# Material provided:
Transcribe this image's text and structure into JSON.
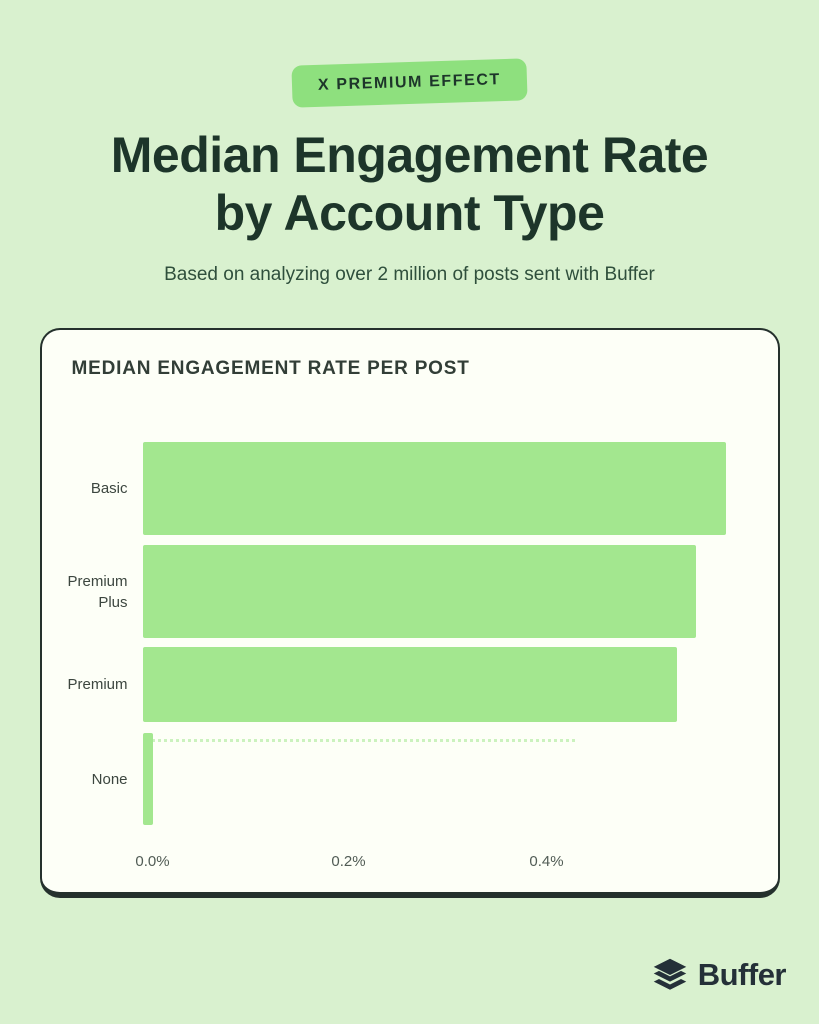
{
  "page": {
    "badge": "X PREMIUM EFFECT",
    "title_line1": "Median Engagement Rate",
    "title_line2": "by Account Type",
    "subtitle": "Based on analyzing over 2 million of posts sent with Buffer",
    "footer_brand": "Buffer"
  },
  "colors": {
    "background": "#d9f1cf",
    "badge_bg": "#8ee07e",
    "bar_fill": "#a3e78f",
    "dark_text": "#1d352a",
    "card_bg": "#fdfff7",
    "card_border": "#25312d",
    "logo": "#243038"
  },
  "chart_data": {
    "type": "bar",
    "orientation": "horizontal",
    "title": "MEDIAN ENGAGEMENT RATE PER POST",
    "categories": [
      "Basic",
      "Premium Plus",
      "Premium",
      "None"
    ],
    "values": [
      0.59,
      0.56,
      0.54,
      0.01
    ],
    "unit": "%",
    "x_ticks": [
      "0.0%",
      "0.2%",
      "0.4%"
    ],
    "x_tick_values": [
      0.0,
      0.2,
      0.4
    ],
    "xlim": [
      0,
      0.64
    ],
    "grid": false,
    "legend": false
  }
}
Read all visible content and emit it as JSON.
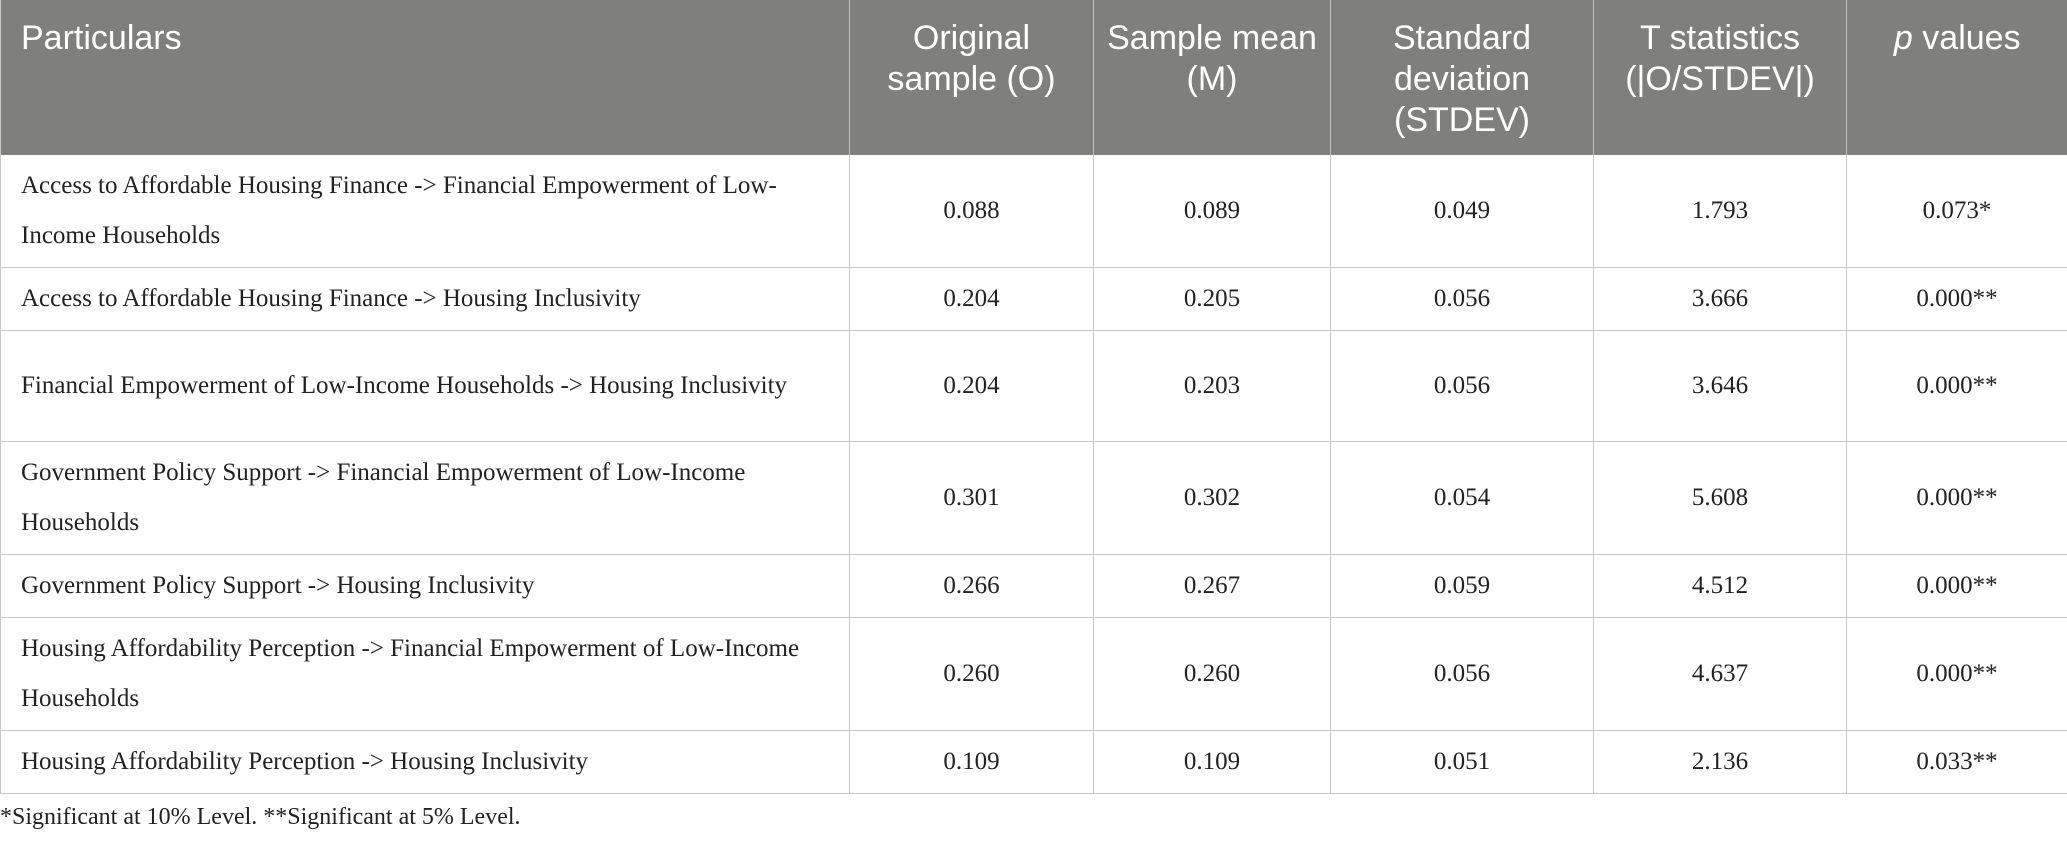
{
  "table": {
    "headers": {
      "particulars": "Particulars",
      "original": "Original sample (O)",
      "mean": "Sample mean (M)",
      "stdev": "Standard deviation (STDEV)",
      "tstat": "T statistics (|O/STDEV|)",
      "p_prefix": "p",
      "p_suffix": " values"
    },
    "rows": [
      {
        "particulars": "Access to Affordable Housing Finance -> Financial Empowerment of Low-Income Households",
        "original": "0.088",
        "mean": "0.089",
        "stdev": "0.049",
        "tstat": "1.793",
        "p": "0.073*"
      },
      {
        "particulars": "Access to Affordable Housing Finance -> Housing Inclusivity",
        "original": "0.204",
        "mean": "0.205",
        "stdev": "0.056",
        "tstat": "3.666",
        "p": "0.000**"
      },
      {
        "particulars": "Financial Empowerment of Low-Income Households -> Housing Inclusivity",
        "original": "0.204",
        "mean": "0.203",
        "stdev": "0.056",
        "tstat": "3.646",
        "p": "0.000**"
      },
      {
        "particulars": "Government Policy Support -> Financial Empowerment of Low-Income Households",
        "original": "0.301",
        "mean": "0.302",
        "stdev": "0.054",
        "tstat": "5.608",
        "p": "0.000**"
      },
      {
        "particulars": "Government Policy Support -> Housing Inclusivity",
        "original": "0.266",
        "mean": "0.267",
        "stdev": "0.059",
        "tstat": "4.512",
        "p": "0.000**"
      },
      {
        "particulars": "Housing Affordability Perception -> Financial Empowerment of Low-Income Households",
        "original": "0.260",
        "mean": "0.260",
        "stdev": "0.056",
        "tstat": "4.637",
        "p": "0.000**"
      },
      {
        "particulars": "Housing Affordability Perception -> Housing Inclusivity",
        "original": "0.109",
        "mean": "0.109",
        "stdev": "0.051",
        "tstat": "2.136",
        "p": "0.033**"
      }
    ]
  },
  "footnote": "*Significant at 10% Level. **Significant at 5% Level."
}
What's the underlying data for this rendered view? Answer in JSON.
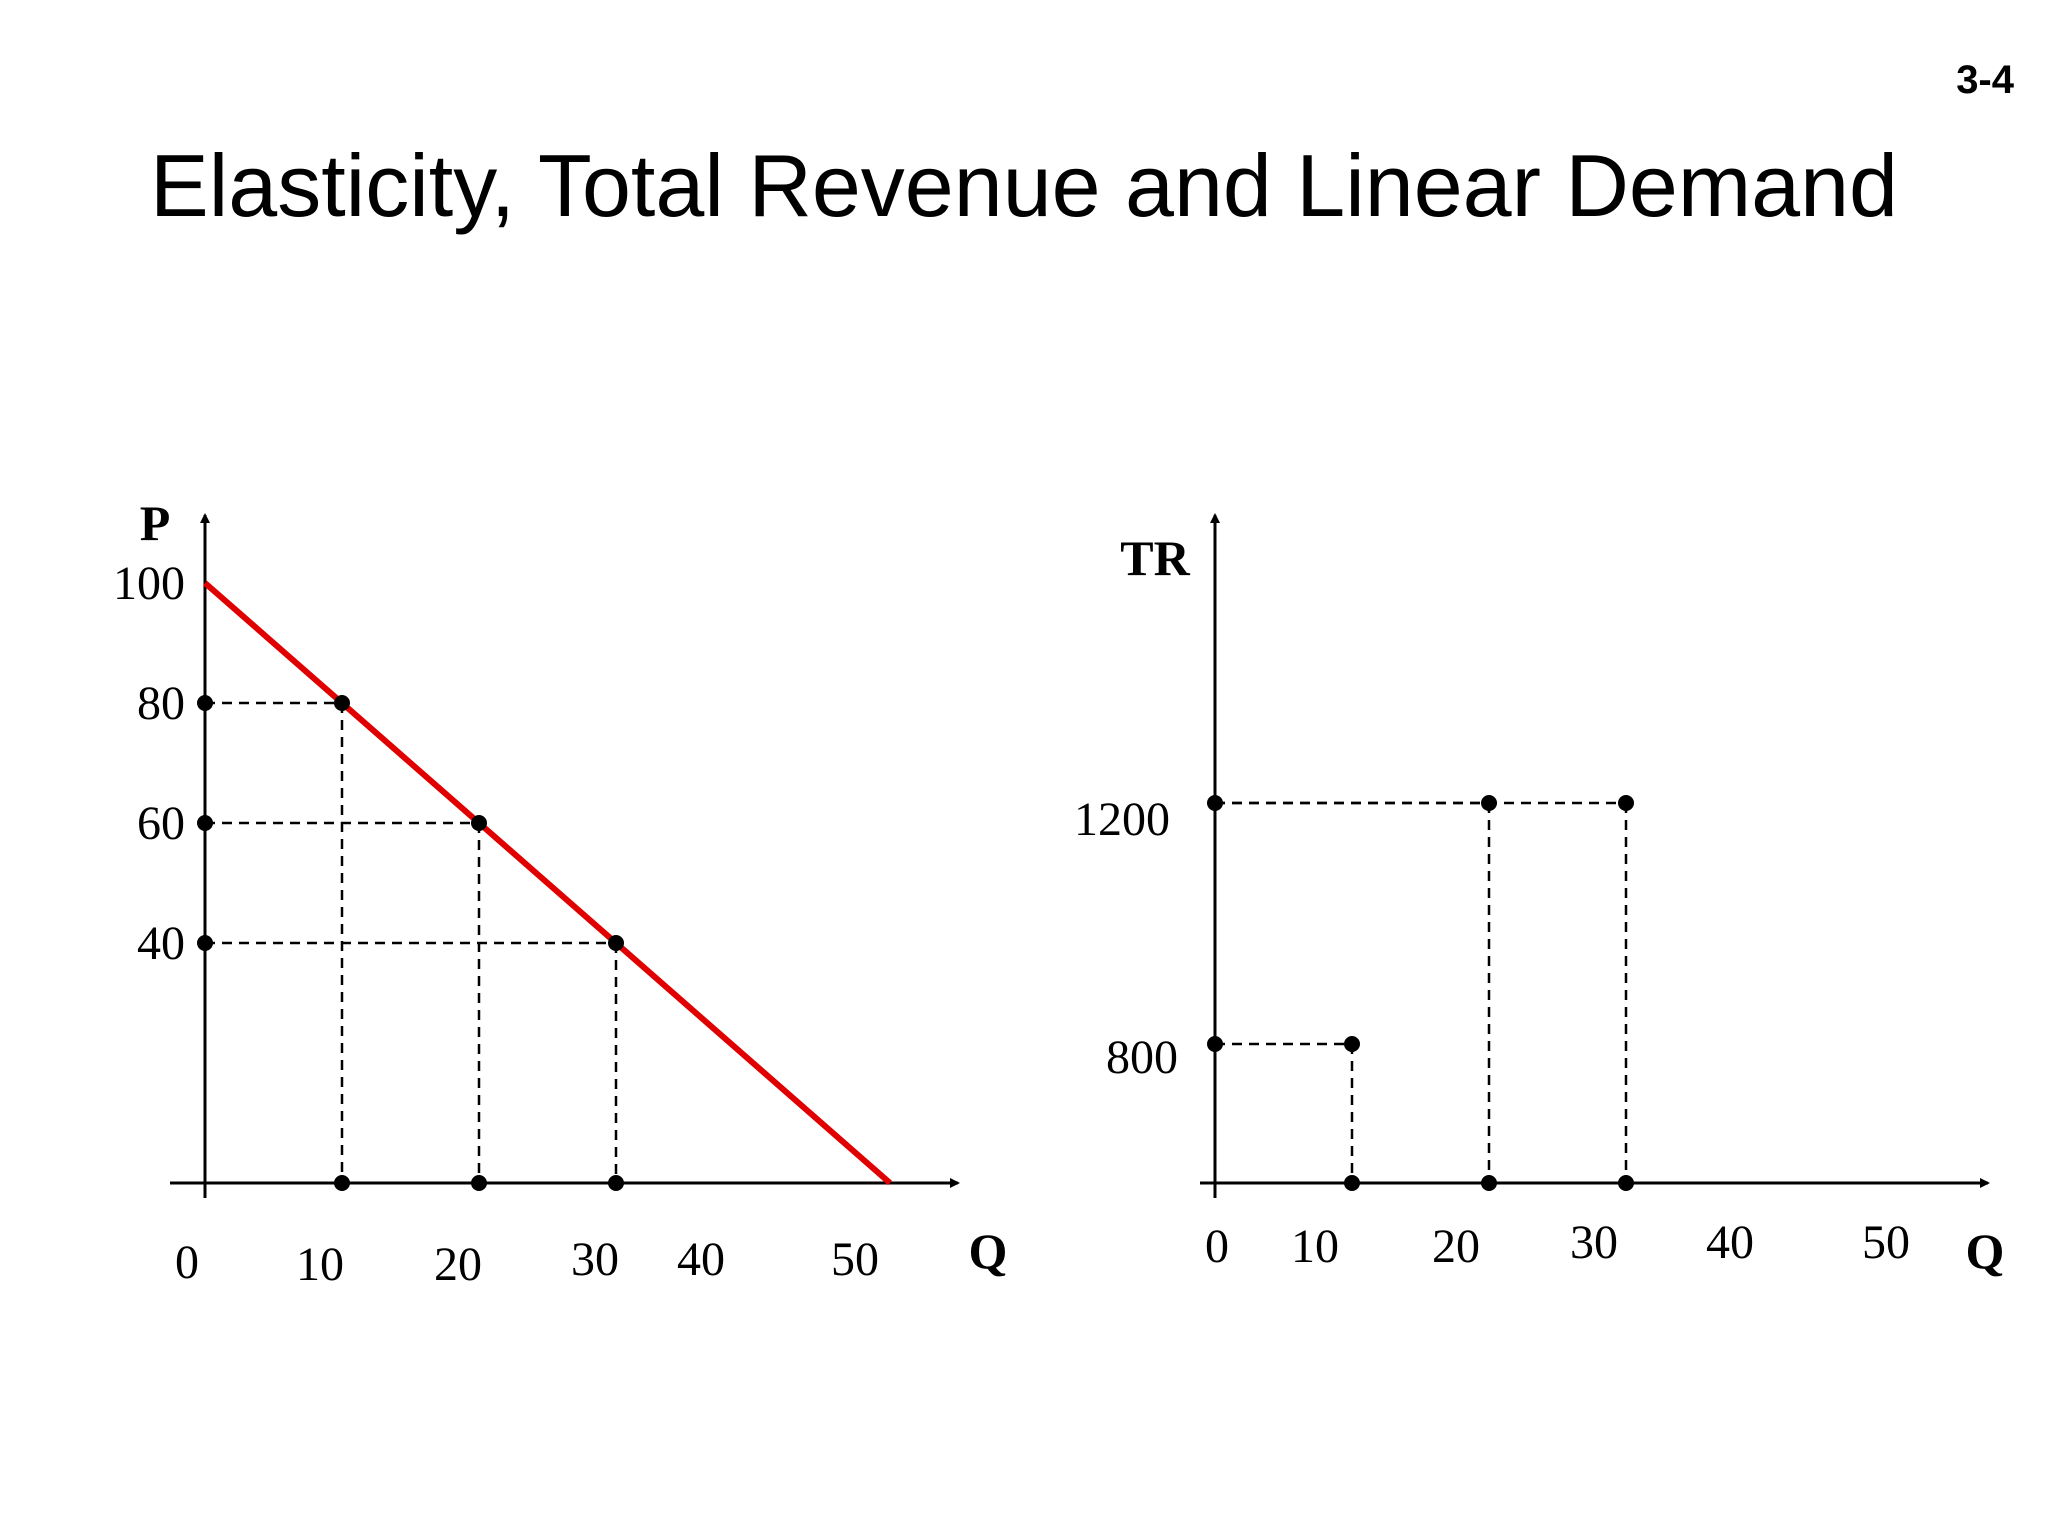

# Problem statement:
Write out again, exactly, each line from the one containing "Read all visible content and emit it as JSON." through the last line of the entries, and omit every picture.

# Written response:
Read all visible content and emit it as JSON.
{
  "table": {
    "headers": {
      "particulars": "Particulars",
      "original": "Original sample (O)",
      "mean": "Sample mean (M)",
      "stdev": "Standard deviation (STDEV)",
      "tstat": "T statistics (|O/STDEV|)",
      "p_prefix": "p",
      "p_suffix": " values"
    },
    "rows": [
      {
        "particulars": "Access to Affordable Housing Finance -> Financial Empowerment of Low-Income Households",
        "original": "0.088",
        "mean": "0.089",
        "stdev": "0.049",
        "tstat": "1.793",
        "p": "0.073*"
      },
      {
        "particulars": "Access to Affordable Housing Finance -> Housing Inclusivity",
        "original": "0.204",
        "mean": "0.205",
        "stdev": "0.056",
        "tstat": "3.666",
        "p": "0.000**"
      },
      {
        "particulars": "Financial Empowerment of Low-Income Households -> Housing Inclusivity",
        "original": "0.204",
        "mean": "0.203",
        "stdev": "0.056",
        "tstat": "3.646",
        "p": "0.000**"
      },
      {
        "particulars": "Government Policy Support -> Financial Empowerment of Low-Income Households",
        "original": "0.301",
        "mean": "0.302",
        "stdev": "0.054",
        "tstat": "5.608",
        "p": "0.000**"
      },
      {
        "particulars": "Government Policy Support -> Housing Inclusivity",
        "original": "0.266",
        "mean": "0.267",
        "stdev": "0.059",
        "tstat": "4.512",
        "p": "0.000**"
      },
      {
        "particulars": "Housing Affordability Perception -> Financial Empowerment of Low-Income Households",
        "original": "0.260",
        "mean": "0.260",
        "stdev": "0.056",
        "tstat": "4.637",
        "p": "0.000**"
      },
      {
        "particulars": "Housing Affordability Perception -> Housing Inclusivity",
        "original": "0.109",
        "mean": "0.109",
        "stdev": "0.051",
        "tstat": "2.136",
        "p": "0.033**"
      }
    ]
  },
  "footnote": "*Significant at 10% Level. **Significant at 5% Level."
}
What's the underlying data for this rendered view? Answer in JSON.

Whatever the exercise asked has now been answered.